§ **Exercise prompt**:
Determine which lines of the records include the word "value", and copy them.

─── Supplied records

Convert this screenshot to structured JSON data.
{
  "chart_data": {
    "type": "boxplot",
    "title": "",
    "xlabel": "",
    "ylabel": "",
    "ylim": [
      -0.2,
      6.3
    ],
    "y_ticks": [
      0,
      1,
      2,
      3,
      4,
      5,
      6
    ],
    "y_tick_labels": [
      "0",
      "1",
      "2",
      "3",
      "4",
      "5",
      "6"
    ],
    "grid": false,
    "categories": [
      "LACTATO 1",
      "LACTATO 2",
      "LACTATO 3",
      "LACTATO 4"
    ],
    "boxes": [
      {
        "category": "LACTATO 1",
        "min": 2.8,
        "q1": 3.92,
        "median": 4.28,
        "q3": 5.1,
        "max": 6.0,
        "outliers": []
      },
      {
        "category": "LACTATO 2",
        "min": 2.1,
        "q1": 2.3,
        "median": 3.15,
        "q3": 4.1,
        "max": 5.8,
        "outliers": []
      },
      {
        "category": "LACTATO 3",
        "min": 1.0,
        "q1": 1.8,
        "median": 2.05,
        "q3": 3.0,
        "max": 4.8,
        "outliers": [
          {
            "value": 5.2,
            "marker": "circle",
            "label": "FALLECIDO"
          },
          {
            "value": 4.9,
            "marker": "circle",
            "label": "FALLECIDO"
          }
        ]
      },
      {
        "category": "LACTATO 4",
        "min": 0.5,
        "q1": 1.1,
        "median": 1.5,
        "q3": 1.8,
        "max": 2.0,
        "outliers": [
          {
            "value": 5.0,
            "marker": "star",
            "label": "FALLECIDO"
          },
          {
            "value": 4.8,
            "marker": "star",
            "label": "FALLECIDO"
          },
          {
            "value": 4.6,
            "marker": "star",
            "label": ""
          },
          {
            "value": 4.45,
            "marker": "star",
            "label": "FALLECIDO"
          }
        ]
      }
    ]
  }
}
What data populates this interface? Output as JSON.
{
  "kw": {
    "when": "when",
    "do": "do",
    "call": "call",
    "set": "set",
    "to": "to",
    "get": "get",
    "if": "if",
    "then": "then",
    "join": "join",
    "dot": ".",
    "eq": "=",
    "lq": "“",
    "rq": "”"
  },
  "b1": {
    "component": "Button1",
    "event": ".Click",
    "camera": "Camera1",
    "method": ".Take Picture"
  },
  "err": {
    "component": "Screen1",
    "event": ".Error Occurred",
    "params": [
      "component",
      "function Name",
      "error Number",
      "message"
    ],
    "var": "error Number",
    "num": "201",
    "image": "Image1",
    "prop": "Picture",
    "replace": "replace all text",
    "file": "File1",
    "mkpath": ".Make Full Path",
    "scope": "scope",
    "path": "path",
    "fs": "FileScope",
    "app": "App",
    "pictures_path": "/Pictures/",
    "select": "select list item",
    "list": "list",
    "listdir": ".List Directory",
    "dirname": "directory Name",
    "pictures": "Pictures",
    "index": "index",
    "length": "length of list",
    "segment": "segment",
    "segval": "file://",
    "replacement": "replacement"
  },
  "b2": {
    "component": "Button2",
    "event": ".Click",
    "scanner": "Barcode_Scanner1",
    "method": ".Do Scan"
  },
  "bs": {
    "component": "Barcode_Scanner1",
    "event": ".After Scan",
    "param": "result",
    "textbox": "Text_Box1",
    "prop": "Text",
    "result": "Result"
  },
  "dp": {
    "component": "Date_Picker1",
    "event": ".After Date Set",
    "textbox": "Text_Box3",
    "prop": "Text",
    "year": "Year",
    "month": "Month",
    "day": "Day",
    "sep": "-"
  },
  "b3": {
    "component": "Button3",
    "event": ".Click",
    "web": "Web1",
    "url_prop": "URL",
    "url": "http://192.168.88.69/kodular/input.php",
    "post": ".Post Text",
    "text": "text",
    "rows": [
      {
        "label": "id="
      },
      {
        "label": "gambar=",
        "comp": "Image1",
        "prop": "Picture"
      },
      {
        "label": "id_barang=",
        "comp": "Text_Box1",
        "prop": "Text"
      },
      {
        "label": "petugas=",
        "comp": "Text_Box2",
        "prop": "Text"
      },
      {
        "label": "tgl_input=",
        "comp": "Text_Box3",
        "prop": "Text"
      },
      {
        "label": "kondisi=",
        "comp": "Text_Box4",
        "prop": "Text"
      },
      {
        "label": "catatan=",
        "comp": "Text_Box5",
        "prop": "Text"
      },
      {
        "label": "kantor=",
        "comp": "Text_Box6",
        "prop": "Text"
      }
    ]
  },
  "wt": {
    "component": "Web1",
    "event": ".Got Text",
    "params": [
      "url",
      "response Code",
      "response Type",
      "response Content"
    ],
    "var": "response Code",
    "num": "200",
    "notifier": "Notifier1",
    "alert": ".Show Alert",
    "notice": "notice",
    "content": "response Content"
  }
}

──────

§ **Finished answer**:
            "value": 5.2,
            "value": 4.9,
            "value": 5.0,
            "value": 4.8,
            "value": 4.6,
            "value": 4.45,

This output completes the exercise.